[Entries taken from a collection]
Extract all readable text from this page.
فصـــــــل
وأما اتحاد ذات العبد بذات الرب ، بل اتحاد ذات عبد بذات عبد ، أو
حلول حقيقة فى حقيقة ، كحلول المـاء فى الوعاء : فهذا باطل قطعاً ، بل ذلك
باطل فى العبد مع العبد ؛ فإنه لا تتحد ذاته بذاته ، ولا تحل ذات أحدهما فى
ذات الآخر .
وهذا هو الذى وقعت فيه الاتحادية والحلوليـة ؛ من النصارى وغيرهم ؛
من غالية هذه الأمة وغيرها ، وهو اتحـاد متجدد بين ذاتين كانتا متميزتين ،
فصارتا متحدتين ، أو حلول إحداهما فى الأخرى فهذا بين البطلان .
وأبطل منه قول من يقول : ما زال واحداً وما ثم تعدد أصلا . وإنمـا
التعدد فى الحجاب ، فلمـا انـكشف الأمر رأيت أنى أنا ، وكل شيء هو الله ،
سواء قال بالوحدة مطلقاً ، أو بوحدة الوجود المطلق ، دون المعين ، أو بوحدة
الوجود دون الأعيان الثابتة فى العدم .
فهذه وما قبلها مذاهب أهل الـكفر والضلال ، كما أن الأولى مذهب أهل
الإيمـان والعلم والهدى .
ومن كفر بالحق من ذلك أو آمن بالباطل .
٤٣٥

...

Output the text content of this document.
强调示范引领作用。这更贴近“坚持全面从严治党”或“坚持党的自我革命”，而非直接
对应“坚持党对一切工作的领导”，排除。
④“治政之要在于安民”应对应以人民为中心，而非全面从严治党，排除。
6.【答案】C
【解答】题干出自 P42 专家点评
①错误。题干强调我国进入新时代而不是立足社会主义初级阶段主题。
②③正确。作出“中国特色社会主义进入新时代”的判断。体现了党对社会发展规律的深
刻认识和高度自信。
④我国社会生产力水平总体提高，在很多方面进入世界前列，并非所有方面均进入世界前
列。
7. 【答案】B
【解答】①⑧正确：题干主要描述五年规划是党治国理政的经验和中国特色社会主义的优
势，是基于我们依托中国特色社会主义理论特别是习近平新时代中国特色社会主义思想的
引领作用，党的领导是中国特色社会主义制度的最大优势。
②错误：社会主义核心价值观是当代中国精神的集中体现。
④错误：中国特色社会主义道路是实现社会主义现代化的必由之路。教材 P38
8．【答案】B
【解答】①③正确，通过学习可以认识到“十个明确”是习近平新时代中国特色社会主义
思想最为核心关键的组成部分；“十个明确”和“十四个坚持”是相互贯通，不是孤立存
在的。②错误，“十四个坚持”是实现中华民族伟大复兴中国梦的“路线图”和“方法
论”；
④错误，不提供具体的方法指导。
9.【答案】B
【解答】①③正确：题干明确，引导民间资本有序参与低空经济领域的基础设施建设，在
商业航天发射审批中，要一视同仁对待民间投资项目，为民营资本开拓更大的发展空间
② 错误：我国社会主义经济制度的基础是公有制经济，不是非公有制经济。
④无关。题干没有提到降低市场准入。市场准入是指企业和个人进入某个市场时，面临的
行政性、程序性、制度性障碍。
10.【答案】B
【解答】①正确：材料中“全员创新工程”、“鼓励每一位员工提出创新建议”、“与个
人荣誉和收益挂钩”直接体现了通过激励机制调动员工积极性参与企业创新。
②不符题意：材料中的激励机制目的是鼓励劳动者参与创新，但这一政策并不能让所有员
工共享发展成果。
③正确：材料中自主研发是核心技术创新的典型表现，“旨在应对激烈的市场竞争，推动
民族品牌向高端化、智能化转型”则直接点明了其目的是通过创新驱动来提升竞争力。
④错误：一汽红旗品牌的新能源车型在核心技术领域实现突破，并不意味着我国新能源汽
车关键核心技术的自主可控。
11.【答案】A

SET TASK »
Your answer should be a single number: the count of lines in the entries that contain the word "text".

THE RESPONSE »
2